▶ [Task objective]: Render the items from the first line up to and including the line with "hover-point <box>1857 493 1871 508</box>" as a Markdown table with the columns Row and Line, numbering each line and leaving out blank ones.

--- --- ---

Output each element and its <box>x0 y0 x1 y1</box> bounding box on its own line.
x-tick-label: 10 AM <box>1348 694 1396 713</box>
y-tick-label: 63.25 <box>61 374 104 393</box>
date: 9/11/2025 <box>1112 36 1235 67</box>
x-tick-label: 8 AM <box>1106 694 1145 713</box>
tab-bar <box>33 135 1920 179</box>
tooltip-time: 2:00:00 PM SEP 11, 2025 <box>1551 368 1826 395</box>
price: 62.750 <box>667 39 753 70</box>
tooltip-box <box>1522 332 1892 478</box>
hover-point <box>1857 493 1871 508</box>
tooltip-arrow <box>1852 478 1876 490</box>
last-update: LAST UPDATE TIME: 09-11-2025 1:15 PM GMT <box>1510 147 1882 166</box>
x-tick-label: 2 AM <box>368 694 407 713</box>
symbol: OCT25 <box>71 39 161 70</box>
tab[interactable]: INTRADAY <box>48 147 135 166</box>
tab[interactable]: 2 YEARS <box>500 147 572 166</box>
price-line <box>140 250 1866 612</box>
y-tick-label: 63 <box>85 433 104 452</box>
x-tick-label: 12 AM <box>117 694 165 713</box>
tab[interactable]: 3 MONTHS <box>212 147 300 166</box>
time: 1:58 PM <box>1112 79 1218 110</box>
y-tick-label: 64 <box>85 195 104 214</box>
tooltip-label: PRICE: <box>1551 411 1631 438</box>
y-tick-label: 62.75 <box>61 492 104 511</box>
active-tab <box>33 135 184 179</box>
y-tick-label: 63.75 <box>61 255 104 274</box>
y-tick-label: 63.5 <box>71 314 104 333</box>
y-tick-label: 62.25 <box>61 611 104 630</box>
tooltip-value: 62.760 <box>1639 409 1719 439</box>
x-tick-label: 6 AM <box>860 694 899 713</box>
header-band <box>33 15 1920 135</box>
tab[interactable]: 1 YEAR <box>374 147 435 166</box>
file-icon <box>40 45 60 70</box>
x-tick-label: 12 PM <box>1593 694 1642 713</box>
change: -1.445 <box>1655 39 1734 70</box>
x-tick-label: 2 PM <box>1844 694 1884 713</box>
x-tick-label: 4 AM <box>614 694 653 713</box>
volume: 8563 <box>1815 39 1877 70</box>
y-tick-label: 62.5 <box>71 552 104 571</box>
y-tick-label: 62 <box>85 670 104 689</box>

--- --- ---

▶ [Answer below]:
| Row | Line |
|---|---|
| 1 | Output each element and its <box>x0 y0 x1 y1</box> bounding box on its own line. |
| 2 | x-tick-label: 10 AM <box>1348 694 1396 713</box> |
| 3 | y-tick-label: 63.25 <box>61 374 104 393</box> |
| 4 | date: 9/11/2025 <box>1112 36 1235 67</box> |
| 5 | x-tick-label: 8 AM <box>1106 694 1145 713</box> |
| 6 | tab-bar <box>33 135 1920 179</box> |
| 7 | tooltip-time: 2:00:00 PM SEP 11, 2025 <box>1551 368 1826 395</box> |
| 8 | price: 62.750 <box>667 39 753 70</box> |
| 9 | tooltip-box <box>1522 332 1892 478</box> |
| 10 | hover-point <box>1857 493 1871 508</box> |